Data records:
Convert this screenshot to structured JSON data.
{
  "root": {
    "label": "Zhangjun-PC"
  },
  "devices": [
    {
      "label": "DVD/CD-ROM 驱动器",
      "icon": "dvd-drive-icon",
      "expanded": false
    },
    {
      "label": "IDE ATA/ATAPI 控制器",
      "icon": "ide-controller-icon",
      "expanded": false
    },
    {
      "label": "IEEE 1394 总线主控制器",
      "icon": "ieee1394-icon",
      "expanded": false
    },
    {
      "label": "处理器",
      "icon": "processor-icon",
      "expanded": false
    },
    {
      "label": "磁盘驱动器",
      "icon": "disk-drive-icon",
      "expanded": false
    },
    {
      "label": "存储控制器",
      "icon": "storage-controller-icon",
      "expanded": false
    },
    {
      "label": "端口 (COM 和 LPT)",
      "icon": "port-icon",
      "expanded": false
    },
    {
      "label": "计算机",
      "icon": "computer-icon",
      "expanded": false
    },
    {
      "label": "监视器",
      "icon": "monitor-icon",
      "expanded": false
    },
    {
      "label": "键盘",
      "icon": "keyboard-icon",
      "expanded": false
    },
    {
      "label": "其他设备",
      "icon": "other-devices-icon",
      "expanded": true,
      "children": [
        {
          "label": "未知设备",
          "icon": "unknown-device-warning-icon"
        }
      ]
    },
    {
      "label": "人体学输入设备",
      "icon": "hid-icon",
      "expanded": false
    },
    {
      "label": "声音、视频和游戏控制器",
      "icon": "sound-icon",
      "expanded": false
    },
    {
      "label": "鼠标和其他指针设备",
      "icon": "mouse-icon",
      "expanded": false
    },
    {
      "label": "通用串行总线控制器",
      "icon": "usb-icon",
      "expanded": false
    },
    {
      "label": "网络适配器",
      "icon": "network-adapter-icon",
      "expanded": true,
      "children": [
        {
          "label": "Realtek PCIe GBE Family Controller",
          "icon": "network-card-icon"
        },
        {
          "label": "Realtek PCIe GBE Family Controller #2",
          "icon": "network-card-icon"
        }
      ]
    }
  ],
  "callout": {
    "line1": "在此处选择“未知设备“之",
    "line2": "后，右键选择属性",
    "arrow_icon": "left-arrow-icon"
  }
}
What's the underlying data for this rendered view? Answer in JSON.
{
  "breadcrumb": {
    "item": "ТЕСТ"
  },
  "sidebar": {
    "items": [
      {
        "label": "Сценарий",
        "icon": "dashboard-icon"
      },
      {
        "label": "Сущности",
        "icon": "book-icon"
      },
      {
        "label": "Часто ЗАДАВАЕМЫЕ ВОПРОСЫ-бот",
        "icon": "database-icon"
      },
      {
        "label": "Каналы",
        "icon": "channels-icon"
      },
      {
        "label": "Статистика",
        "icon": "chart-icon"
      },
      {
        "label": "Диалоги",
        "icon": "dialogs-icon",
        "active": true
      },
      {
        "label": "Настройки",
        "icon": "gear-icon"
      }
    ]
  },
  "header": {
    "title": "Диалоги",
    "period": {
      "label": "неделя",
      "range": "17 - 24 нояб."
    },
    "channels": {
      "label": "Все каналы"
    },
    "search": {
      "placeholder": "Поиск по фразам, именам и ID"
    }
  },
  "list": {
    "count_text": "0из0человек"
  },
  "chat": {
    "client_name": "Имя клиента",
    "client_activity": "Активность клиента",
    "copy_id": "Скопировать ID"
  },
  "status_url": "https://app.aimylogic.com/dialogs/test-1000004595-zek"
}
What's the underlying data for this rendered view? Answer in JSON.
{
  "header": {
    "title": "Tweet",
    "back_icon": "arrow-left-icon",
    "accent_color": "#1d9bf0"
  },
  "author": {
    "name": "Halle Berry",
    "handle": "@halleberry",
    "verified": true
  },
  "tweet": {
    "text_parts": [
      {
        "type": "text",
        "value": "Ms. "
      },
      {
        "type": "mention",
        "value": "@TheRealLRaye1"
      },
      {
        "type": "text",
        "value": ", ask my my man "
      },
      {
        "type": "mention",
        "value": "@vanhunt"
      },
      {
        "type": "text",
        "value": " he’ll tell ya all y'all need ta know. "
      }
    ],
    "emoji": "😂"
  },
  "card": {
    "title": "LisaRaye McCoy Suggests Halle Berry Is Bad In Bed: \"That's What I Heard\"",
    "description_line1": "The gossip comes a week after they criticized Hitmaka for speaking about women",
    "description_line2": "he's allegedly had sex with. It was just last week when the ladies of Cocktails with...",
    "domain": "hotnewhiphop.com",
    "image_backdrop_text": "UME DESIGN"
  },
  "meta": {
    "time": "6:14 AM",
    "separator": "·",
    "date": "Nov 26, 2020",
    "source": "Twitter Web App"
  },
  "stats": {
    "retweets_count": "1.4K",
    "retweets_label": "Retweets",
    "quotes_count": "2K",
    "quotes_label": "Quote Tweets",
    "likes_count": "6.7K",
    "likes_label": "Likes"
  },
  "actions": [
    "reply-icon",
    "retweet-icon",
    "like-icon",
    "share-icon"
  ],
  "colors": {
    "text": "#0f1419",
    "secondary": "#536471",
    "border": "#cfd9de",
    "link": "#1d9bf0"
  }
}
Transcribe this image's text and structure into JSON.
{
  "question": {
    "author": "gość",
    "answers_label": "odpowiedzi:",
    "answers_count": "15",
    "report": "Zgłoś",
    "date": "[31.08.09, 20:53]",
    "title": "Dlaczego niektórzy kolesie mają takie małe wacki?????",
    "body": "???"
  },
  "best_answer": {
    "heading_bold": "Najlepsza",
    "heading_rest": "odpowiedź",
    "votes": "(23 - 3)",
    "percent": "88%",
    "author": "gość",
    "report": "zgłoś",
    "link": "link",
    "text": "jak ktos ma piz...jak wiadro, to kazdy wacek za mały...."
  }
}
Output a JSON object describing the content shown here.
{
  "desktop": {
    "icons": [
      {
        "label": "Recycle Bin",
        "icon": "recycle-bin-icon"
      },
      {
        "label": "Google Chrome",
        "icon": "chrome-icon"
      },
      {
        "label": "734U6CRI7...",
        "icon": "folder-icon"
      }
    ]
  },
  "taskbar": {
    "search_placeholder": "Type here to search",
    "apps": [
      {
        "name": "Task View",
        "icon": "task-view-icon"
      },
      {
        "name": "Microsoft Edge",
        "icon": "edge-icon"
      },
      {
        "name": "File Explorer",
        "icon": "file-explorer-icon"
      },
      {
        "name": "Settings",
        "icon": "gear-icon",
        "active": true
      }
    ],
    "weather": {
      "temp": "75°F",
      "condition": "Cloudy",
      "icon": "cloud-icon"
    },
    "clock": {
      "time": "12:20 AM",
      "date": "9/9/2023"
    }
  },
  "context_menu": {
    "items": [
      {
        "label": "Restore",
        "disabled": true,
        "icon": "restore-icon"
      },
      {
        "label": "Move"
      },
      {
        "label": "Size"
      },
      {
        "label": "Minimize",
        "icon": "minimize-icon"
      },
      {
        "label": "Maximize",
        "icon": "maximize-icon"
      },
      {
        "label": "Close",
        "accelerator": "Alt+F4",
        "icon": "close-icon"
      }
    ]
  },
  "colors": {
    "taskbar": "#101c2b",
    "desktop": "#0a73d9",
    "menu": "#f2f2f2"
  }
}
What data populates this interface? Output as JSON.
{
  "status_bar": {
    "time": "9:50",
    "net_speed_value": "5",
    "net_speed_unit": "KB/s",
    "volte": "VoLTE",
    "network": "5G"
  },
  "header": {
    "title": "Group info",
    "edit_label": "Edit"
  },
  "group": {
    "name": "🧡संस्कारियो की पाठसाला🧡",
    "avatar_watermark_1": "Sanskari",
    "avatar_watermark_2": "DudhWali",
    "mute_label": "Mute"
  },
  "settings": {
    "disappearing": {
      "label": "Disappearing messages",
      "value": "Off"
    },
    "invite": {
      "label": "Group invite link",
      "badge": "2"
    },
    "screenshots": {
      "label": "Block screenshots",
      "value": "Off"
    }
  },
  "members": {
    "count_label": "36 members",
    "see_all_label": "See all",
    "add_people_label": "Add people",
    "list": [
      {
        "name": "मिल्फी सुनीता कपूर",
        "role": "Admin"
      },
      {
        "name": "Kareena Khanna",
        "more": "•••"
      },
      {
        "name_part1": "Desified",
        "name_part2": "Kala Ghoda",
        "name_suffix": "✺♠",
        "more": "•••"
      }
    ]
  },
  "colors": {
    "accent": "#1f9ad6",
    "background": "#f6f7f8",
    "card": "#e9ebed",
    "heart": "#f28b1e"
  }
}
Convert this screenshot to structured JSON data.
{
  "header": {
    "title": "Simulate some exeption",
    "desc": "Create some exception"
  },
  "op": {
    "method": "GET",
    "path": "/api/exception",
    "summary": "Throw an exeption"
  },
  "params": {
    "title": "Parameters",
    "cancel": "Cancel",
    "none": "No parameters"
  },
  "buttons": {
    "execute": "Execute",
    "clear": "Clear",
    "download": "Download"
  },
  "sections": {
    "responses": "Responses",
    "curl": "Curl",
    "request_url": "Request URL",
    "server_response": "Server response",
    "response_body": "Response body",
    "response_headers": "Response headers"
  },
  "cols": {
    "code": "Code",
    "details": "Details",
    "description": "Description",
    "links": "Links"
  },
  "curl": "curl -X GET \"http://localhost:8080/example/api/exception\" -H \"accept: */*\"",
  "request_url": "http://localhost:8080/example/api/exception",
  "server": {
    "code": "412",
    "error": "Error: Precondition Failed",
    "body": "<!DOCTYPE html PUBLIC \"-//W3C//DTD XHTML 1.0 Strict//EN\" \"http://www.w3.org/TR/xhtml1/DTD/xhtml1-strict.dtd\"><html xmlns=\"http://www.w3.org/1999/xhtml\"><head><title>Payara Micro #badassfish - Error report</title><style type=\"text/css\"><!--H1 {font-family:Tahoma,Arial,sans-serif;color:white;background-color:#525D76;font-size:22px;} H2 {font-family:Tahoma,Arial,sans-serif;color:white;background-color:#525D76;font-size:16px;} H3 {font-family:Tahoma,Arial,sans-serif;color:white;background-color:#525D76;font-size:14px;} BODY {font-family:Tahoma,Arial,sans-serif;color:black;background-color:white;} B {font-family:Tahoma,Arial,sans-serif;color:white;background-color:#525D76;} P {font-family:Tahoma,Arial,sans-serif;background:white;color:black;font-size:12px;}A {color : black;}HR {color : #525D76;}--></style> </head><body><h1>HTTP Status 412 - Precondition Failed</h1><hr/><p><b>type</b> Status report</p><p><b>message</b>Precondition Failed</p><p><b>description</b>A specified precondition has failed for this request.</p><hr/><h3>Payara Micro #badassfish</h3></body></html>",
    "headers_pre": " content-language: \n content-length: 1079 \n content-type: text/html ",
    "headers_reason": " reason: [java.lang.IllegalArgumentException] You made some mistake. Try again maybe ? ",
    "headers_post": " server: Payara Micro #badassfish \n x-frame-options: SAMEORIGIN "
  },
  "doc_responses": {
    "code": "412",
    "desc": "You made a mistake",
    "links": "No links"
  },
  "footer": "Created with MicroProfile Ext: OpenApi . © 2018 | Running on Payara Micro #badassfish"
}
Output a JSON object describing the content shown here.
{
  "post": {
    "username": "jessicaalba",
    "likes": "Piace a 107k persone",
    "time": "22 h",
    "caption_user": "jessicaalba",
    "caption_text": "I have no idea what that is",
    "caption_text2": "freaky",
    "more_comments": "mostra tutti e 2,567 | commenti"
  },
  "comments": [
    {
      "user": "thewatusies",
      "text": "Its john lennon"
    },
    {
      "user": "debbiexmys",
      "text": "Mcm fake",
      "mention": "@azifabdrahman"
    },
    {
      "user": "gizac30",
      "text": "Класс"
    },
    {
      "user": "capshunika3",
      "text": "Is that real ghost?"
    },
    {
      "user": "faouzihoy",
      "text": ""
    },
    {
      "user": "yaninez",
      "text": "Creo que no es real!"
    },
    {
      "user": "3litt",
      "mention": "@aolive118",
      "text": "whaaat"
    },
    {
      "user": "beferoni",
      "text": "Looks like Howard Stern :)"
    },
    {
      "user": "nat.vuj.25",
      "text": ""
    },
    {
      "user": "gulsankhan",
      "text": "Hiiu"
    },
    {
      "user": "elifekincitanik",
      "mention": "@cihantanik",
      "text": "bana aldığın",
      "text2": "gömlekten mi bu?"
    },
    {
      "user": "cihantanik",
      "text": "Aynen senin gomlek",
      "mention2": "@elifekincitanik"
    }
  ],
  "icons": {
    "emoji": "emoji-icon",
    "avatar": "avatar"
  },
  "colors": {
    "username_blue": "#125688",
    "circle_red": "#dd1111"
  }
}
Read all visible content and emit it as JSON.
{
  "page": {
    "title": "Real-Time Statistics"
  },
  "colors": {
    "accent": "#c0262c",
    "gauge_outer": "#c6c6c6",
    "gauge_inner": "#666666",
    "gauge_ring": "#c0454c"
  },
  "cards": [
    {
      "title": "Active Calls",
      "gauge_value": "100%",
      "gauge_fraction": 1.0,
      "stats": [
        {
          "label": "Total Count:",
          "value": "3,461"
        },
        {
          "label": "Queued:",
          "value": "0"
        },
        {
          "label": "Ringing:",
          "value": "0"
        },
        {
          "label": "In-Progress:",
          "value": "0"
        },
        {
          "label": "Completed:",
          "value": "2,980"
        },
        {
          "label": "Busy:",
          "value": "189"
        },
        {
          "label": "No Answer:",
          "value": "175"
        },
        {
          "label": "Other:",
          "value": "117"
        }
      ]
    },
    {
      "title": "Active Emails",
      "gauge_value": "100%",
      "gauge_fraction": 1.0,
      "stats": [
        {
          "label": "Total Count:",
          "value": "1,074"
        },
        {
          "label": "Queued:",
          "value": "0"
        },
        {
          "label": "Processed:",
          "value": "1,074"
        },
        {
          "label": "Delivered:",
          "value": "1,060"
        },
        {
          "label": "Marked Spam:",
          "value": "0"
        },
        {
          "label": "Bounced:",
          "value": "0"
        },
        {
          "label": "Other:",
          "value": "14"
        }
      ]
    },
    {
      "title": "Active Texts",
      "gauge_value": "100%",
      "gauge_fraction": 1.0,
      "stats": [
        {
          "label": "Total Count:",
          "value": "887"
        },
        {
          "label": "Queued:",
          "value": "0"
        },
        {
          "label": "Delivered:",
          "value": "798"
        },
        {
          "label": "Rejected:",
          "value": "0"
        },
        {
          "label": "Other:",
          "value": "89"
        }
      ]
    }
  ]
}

PROBLEM TO SOLVE :: Lines of the material that contain the word "curl" are to be gathered.

EXERCISE SOLUTION ::
    "curl": "Curl",
  "curl": "curl -X GET \"http://localhost:8080/example/api/exception\" -H \"accept: */*\"",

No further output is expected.